Your objective: Beginning with the line where "Output the text content of this document." appears, retype every remaining line of the data below, both the first and last included.

(Saved entries)
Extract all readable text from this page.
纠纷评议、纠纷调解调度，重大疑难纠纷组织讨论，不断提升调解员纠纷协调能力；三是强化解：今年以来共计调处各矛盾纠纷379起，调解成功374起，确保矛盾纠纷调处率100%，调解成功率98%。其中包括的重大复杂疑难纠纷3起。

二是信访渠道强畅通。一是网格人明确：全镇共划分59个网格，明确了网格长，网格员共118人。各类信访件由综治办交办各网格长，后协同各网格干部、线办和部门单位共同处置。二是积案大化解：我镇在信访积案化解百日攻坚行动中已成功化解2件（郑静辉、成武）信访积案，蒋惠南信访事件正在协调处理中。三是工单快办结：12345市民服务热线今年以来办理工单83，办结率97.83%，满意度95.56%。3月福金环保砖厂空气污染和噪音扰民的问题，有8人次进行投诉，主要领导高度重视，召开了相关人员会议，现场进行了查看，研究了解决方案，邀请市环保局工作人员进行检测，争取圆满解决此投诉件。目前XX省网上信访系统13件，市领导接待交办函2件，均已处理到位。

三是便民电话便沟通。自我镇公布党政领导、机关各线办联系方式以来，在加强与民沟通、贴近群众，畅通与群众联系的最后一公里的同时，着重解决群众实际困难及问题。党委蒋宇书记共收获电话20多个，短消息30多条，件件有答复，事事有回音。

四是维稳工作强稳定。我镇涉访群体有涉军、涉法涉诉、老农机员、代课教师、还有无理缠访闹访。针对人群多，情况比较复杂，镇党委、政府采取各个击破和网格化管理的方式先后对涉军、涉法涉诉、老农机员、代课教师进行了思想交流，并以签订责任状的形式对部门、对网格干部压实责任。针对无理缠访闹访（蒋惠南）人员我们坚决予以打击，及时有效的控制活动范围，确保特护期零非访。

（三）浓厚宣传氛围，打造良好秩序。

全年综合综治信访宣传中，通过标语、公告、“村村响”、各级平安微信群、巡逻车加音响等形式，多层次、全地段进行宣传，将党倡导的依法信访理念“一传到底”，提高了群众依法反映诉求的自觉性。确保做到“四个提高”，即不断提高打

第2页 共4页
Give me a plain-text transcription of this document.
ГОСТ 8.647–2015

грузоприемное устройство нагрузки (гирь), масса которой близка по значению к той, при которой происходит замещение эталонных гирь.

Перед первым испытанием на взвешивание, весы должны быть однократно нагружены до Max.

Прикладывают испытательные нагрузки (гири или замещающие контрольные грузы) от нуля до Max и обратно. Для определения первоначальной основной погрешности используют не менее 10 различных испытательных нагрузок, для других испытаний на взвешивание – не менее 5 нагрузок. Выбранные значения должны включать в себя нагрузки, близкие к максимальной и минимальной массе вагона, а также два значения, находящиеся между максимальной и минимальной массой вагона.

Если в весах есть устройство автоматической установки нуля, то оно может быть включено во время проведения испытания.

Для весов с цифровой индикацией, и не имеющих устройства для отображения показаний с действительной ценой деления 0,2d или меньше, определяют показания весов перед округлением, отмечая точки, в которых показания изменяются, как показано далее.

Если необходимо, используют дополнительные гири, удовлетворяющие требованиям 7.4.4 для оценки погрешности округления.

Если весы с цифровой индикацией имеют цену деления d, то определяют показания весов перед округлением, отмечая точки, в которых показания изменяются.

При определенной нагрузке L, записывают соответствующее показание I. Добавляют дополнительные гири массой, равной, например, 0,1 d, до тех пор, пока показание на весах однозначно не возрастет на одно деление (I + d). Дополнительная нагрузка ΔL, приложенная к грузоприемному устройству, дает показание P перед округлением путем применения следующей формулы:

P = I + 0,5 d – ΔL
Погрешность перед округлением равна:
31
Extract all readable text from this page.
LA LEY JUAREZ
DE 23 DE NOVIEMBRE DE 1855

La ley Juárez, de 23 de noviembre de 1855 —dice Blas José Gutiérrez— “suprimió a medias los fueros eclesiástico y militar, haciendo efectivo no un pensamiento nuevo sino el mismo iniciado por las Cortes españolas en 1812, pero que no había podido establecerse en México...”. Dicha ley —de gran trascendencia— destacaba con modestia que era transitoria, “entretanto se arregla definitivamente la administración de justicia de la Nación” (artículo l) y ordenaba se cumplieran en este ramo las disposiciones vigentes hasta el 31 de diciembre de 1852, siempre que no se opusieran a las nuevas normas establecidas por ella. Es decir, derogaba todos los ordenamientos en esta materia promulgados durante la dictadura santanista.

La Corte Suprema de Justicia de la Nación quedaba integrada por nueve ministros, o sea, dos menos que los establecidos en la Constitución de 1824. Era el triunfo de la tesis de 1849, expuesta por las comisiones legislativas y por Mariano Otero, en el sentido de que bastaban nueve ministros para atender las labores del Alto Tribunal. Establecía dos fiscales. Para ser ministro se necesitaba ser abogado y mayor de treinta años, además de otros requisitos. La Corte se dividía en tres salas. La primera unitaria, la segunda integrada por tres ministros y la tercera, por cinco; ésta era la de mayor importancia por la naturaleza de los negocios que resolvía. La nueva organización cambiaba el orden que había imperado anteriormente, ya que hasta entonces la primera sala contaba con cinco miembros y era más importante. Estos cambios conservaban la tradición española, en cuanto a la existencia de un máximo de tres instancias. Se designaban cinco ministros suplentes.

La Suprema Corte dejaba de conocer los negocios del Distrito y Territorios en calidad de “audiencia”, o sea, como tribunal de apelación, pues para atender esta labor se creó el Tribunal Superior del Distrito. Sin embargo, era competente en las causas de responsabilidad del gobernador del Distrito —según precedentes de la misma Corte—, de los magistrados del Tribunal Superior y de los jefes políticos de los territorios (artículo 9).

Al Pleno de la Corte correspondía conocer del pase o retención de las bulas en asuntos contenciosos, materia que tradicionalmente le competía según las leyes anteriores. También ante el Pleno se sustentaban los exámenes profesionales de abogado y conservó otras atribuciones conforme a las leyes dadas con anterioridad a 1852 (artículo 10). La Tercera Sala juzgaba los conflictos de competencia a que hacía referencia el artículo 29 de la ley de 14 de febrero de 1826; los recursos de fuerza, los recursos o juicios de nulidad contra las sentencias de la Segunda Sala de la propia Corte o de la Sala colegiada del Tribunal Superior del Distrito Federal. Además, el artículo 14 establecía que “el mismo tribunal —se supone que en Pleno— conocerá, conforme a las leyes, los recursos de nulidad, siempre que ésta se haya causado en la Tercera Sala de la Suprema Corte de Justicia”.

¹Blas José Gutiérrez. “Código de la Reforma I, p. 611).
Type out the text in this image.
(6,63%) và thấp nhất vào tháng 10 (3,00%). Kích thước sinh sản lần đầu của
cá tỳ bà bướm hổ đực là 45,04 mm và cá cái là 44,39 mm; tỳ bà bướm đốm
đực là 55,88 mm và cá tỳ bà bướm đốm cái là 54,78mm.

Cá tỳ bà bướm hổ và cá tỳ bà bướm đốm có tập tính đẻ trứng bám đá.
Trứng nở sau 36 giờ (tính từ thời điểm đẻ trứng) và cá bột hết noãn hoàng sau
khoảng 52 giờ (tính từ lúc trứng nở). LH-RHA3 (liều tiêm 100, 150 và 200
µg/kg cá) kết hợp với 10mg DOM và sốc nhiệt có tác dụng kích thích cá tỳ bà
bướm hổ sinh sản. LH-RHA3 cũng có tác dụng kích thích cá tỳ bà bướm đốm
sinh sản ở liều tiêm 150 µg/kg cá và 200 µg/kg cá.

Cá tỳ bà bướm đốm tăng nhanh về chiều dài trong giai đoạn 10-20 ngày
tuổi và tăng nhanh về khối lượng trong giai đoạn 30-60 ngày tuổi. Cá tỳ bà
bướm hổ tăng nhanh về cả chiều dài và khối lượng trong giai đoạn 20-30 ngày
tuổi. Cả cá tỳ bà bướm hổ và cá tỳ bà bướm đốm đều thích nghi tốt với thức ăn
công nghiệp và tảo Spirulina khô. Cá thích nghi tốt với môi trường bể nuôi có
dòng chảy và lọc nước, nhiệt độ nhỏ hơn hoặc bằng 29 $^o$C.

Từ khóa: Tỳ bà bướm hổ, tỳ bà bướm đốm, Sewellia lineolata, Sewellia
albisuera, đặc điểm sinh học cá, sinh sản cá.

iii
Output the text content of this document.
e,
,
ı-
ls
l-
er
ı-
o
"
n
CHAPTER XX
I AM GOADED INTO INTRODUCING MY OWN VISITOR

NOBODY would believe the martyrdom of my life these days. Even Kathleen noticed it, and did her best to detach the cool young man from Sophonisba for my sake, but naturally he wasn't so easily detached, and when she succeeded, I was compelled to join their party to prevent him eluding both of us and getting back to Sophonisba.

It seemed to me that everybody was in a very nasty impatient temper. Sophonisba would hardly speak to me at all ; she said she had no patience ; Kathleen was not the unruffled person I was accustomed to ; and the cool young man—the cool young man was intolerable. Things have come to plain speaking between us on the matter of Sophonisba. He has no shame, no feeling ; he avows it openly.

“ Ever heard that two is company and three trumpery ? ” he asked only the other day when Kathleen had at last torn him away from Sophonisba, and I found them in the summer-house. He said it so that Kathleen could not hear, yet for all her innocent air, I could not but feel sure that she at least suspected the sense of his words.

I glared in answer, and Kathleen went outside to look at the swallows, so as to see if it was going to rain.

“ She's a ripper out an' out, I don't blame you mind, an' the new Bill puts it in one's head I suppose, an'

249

Result for this task:
Output the text content of this document.
e,
,
ı-
ls
l-
er
ı-
o
"
n
CHAPTER XX
I AM GOADED INTO INTRODUCING MY OWN VISITOR

NOBODY would believe the martyrdom of my life these days. Even Kathleen noticed it, and did her best to detach the cool young man from Sophonisba for my sake, but naturally he wasn't so easily detached, and when she succeeded, I was compelled to join their party to prevent him eluding both of us and getting back to Sophonisba.

It seemed to me that everybody was in a very nasty impatient temper. Sophonisba would hardly speak to me at all ; she said she had no patience ; Kathleen was not the unruffled person I was accustomed to ; and the cool young man—the cool young man was intolerable. Things have come to plain speaking between us on the matter of Sophonisba. He has no shame, no feeling ; he avows it openly.

“ Ever heard that two is company and three trumpery ? ” he asked only the other day when Kathleen had at last torn him away from Sophonisba, and I found them in the summer-house. He said it so that Kathleen could not hear, yet for all her innocent air, I could not but feel sure that she at least suspected the sense of his words.

I glared in answer, and Kathleen went outside to look at the swallows, so as to see if it was going to rain.

“ She's a ripper out an' out, I don't blame you mind, an' the new Bill puts it in one's head I suppose, an'

249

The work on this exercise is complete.